• **WRITTEN TASK**:
Exact reproduction is required for all entries.

• **MATERIALS PROVIDED**:
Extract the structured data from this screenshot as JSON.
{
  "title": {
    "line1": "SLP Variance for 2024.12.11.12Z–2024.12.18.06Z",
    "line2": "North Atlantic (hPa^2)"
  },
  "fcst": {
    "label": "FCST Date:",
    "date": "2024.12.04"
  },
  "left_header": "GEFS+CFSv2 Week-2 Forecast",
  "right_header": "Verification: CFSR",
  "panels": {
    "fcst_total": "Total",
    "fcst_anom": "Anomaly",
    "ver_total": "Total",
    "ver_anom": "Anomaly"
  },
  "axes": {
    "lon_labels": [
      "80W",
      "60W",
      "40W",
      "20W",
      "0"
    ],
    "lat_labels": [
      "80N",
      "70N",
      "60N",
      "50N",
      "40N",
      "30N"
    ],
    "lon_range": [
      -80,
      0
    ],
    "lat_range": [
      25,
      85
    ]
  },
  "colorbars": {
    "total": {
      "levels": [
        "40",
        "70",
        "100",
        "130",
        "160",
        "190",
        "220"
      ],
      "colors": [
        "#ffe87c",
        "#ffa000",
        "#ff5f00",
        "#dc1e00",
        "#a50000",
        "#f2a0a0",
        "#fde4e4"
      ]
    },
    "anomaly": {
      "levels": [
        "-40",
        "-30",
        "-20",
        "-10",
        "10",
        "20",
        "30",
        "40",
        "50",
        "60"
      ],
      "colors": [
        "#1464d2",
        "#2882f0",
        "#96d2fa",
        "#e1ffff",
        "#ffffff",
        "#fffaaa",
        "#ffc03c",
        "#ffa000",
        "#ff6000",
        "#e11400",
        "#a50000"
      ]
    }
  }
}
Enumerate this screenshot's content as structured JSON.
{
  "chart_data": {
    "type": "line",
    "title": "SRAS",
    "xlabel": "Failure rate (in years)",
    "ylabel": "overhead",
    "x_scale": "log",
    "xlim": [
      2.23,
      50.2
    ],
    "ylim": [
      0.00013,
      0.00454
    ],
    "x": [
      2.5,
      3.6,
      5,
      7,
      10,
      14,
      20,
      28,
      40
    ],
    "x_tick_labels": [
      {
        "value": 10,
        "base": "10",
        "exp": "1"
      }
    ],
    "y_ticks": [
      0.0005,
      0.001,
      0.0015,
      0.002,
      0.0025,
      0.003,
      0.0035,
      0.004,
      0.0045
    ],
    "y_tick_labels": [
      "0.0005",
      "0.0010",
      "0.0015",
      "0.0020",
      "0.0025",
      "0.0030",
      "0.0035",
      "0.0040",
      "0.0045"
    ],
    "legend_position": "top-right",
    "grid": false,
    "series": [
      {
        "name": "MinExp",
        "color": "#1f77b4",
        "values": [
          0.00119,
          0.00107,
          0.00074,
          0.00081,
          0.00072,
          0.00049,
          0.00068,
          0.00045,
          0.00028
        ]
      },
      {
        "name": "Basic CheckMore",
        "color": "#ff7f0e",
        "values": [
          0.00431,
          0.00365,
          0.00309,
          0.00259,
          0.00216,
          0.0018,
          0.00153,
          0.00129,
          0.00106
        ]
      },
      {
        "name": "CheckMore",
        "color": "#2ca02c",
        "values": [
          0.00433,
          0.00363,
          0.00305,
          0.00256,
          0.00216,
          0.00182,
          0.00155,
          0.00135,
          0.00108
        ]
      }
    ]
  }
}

• **RESPONSE TO THIS TASK**:
Extract the structured data from this screenshot as JSON.
{
  "title": {
    "line1": "SLP Variance for 2024.12.11.12Z–2024.12.18.06Z",
    "line2": "North Atlantic (hPa^2)"
  },
  "fcst": {
    "label": "FCST Date:",
    "date": "2024.12.04"
  },
  "left_header": "GEFS+CFSv2 Week-2 Forecast",
  "right_header": "Verification: CFSR",
  "panels": {
    "fcst_total": "Total",
    "fcst_anom": "Anomaly",
    "ver_total": "Total",
    "ver_anom": "Anomaly"
  },
  "axes": {
    "lon_labels": [
      "80W",
      "60W",
      "40W",
      "20W",
      "0"
    ],
    "lat_labels": [
      "80N",
      "70N",
      "60N",
      "50N",
      "40N",
      "30N"
    ],
    "lon_range": [
      -80,
      0
    ],
    "lat_range": [
      25,
      85
    ]
  },
  "colorbars": {
    "total": {
      "levels": [
        "40",
        "70",
        "100",
        "130",
        "160",
        "190",
        "220"
      ],
      "colors": [
        "#ffe87c",
        "#ffa000",
        "#ff5f00",
        "#dc1e00",
        "#a50000",
        "#f2a0a0",
        "#fde4e4"
      ]
    },
    "anomaly": {
      "levels": [
        "-40",
        "-30",
        "-20",
        "-10",
        "10",
        "20",
        "30",
        "40",
        "50",
        "60"
      ],
      "colors": [
        "#1464d2",
        "#2882f0",
        "#96d2fa",
        "#e1ffff",
        "#ffffff",
        "#fffaaa",
        "#ffc03c",
        "#ffa000",
        "#ff6000",
        "#e11400",
        "#a50000"
      ]
    }
  }
}
Enumerate this screenshot's content as structured JSON.
{
  "chart_data": {
    "type": "line",
    "title": "SRAS",
    "xlabel": "Failure rate (in years)",
    "ylabel": "overhead",
    "x_scale": "log",
    "xlim": [
      2.23,
      50.2
    ],
    "ylim": [
      0.00013,
      0.00454
    ],
    "x": [
      2.5,
      3.6,
      5,
      7,
      10,
      14,
      20,
      28,
      40
    ],
    "x_tick_labels": [
      {
        "value": 10,
        "base": "10",
        "exp": "1"
      }
    ],
    "y_ticks": [
      0.0005,
      0.001,
      0.0015,
      0.002,
      0.0025,
      0.003,
      0.0035,
      0.004,
      0.0045
    ],
    "y_tick_labels": [
      "0.0005",
      "0.0010",
      "0.0015",
      "0.0020",
      "0.0025",
      "0.0030",
      "0.0035",
      "0.0040",
      "0.0045"
    ],
    "legend_position": "top-right",
    "grid": false,
    "series": [
      {
        "name": "MinExp",
        "color": "#1f77b4",
        "values": [
          0.00119,
          0.00107,
          0.00074,
          0.00081,
          0.00072,
          0.00049,
          0.00068,
          0.00045,
          0.00028
        ]
      },
      {
        "name": "Basic CheckMore",
        "color": "#ff7f0e",
        "values": [
          0.00431,
          0.00365,
          0.00309,
          0.00259,
          0.00216,
          0.0018,
          0.00153,
          0.00129,
          0.00106
        ]
      },
      {
        "name": "CheckMore",
        "color": "#2ca02c",
        "values": [
          0.00433,
          0.00363,
          0.00305,
          0.00256,
          0.00216,
          0.00182,
          0.00155,
          0.00135,
          0.00108
        ]
      }
    ]
  }
}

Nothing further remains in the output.